§ Data listing
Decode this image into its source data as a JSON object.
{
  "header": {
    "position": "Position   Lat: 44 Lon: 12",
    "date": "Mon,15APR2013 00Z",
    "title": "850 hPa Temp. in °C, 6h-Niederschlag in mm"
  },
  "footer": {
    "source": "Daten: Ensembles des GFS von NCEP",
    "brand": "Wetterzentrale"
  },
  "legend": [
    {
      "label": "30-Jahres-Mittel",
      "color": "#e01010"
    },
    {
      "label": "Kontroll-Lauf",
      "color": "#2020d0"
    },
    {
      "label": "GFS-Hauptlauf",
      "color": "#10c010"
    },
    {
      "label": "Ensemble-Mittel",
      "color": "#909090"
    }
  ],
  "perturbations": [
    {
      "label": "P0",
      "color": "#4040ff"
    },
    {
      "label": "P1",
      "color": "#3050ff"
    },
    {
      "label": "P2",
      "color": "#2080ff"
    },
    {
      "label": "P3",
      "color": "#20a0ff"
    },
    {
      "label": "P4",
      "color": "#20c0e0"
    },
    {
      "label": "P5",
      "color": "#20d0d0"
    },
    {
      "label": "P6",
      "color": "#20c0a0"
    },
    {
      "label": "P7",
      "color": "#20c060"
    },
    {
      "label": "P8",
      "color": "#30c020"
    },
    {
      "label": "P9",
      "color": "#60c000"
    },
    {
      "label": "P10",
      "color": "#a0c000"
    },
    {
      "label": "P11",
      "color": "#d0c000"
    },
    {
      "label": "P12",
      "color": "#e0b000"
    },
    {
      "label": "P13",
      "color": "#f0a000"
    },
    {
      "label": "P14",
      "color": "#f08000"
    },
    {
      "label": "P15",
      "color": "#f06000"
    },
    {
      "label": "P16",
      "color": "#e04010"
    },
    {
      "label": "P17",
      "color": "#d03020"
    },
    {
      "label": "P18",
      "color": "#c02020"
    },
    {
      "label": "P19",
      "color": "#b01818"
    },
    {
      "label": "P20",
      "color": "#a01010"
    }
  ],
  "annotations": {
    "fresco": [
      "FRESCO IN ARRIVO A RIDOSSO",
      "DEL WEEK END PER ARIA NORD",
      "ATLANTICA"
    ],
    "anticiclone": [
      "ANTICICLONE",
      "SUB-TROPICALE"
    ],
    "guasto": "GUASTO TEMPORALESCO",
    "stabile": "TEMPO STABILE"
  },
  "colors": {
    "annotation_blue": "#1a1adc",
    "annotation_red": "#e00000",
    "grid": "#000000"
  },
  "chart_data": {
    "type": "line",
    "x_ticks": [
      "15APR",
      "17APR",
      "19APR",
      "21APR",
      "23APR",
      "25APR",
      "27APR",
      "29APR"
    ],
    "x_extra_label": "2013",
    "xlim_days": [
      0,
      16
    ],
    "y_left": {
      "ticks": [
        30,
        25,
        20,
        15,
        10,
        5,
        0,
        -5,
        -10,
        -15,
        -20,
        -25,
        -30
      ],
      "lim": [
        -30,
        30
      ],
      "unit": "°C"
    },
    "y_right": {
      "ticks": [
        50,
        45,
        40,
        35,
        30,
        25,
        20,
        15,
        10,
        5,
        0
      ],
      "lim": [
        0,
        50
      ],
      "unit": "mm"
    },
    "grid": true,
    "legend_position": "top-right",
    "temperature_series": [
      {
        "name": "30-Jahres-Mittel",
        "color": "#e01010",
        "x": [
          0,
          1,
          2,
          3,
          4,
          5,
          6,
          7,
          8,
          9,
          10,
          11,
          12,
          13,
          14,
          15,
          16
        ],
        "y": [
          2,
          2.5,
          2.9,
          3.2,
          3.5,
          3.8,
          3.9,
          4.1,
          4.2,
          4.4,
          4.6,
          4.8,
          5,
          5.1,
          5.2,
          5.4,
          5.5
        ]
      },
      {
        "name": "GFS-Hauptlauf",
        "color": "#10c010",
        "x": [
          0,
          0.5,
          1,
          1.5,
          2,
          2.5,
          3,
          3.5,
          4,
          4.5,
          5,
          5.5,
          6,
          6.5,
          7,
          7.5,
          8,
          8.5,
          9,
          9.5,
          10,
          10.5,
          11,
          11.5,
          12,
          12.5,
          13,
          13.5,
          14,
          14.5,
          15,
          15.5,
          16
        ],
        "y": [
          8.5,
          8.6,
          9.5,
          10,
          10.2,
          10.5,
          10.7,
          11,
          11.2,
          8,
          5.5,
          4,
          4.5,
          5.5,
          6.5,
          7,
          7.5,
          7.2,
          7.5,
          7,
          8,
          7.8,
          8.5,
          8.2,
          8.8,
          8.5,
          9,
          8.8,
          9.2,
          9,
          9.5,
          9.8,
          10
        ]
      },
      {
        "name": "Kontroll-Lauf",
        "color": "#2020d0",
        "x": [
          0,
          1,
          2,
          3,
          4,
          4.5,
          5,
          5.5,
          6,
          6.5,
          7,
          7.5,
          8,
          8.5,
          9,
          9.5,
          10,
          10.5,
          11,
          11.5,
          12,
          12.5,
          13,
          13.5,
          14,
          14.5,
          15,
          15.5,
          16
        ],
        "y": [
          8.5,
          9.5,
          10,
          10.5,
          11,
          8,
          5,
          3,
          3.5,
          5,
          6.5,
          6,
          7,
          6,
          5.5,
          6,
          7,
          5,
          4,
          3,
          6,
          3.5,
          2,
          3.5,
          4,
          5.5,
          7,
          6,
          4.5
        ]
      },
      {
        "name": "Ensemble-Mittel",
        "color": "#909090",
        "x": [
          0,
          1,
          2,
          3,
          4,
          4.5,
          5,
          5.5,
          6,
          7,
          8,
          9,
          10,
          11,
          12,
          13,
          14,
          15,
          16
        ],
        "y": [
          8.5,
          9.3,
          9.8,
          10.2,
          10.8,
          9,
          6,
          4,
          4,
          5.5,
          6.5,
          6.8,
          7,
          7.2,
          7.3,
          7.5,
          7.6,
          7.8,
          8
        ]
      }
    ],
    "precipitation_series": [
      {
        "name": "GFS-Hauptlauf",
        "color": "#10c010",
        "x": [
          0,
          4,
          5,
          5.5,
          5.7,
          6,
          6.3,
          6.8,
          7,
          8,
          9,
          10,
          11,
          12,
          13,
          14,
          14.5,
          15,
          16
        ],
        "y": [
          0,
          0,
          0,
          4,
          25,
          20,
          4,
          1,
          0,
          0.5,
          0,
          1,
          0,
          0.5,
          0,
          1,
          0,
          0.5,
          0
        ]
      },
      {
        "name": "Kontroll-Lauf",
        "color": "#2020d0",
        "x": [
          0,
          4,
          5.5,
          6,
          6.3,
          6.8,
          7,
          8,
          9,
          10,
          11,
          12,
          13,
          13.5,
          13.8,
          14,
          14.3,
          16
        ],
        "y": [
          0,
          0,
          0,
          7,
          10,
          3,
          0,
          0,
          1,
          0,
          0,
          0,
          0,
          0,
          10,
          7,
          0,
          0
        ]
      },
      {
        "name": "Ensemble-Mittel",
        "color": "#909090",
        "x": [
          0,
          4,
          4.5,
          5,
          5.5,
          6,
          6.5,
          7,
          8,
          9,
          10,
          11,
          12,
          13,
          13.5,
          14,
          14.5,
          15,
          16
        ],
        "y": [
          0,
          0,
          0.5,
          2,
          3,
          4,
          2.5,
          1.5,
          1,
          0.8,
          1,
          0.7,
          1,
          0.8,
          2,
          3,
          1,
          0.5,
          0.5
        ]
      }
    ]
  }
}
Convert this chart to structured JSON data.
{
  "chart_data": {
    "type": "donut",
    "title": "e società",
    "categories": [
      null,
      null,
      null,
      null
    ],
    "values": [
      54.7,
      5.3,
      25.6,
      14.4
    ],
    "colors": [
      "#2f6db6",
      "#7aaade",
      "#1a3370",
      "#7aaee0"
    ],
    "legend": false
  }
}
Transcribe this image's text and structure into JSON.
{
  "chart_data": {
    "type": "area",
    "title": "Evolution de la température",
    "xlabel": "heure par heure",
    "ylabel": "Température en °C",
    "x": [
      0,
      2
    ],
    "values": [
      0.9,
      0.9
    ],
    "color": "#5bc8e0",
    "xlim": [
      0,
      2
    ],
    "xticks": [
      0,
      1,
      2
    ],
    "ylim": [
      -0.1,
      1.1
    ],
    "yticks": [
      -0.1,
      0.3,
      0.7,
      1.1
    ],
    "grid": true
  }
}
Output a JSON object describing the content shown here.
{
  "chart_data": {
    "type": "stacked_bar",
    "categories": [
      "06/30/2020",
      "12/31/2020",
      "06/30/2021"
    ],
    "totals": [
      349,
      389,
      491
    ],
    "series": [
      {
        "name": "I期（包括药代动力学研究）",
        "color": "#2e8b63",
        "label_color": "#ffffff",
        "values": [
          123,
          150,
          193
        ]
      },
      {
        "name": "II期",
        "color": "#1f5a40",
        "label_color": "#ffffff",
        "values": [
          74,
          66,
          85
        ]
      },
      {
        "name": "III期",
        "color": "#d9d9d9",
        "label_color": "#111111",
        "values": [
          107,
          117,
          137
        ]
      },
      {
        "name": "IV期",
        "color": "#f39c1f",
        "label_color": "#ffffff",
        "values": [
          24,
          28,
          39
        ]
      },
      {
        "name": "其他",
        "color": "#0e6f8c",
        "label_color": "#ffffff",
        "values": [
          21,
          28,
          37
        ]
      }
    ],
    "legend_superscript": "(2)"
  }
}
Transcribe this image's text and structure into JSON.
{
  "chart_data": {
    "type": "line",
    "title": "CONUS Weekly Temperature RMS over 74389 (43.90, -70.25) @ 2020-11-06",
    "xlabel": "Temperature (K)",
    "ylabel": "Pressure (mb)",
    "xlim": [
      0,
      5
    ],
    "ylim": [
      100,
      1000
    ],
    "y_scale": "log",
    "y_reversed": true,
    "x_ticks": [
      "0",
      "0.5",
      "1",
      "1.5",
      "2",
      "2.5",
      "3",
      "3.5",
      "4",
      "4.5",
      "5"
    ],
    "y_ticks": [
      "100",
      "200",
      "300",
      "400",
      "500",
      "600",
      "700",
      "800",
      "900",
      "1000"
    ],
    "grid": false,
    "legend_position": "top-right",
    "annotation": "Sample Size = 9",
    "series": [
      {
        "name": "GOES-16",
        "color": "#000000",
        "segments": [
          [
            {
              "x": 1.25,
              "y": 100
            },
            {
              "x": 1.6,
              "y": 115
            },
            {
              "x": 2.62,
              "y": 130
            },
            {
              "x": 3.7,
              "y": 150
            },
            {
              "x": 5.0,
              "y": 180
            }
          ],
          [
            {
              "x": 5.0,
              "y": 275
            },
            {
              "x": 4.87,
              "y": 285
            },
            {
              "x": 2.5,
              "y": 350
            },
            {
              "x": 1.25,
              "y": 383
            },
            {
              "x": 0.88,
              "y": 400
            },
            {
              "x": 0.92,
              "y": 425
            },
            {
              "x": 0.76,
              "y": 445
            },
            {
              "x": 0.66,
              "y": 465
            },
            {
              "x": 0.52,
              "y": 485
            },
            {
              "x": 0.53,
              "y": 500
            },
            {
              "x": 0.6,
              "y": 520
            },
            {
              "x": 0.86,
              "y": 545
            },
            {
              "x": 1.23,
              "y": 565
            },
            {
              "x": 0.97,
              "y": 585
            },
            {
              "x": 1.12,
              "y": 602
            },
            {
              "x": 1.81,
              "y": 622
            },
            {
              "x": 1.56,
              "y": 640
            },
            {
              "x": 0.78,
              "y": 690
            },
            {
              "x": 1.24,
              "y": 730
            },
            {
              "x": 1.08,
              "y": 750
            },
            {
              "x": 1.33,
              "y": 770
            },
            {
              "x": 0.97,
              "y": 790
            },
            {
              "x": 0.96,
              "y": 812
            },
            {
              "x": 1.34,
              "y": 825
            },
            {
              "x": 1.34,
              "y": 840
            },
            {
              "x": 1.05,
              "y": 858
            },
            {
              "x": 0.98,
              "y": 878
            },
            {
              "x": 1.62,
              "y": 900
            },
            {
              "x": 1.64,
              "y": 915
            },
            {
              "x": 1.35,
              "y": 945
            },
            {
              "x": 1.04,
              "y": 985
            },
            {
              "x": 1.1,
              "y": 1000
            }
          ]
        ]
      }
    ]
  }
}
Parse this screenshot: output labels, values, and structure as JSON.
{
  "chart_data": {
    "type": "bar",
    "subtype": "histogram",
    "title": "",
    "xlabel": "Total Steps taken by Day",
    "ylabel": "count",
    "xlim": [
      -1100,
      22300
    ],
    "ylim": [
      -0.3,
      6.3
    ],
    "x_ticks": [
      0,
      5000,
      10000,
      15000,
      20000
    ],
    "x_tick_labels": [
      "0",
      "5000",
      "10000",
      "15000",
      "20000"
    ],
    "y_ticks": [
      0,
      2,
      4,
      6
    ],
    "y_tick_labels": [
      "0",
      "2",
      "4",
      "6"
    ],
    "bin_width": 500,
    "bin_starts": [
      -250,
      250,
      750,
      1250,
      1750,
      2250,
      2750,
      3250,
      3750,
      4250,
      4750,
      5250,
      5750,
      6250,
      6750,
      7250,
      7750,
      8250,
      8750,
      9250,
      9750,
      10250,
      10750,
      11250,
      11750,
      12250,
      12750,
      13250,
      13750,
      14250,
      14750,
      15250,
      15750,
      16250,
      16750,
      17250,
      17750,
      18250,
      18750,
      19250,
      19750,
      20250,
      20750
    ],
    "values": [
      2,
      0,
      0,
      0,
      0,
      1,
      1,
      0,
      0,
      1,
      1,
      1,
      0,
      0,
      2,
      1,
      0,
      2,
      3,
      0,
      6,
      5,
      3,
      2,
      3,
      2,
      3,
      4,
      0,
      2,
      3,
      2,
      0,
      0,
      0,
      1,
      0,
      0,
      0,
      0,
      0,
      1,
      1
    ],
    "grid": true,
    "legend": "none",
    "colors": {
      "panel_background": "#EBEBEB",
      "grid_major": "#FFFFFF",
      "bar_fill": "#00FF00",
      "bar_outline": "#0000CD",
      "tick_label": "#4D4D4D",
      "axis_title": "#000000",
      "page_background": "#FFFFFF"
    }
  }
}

§ Aim
Identify and copy the lines holding the word "ylabel".

§ Answer for the task
    "ylabel": "Température en °C",
    "ylabel": "Pressure (mb)",
    "ylabel": "count",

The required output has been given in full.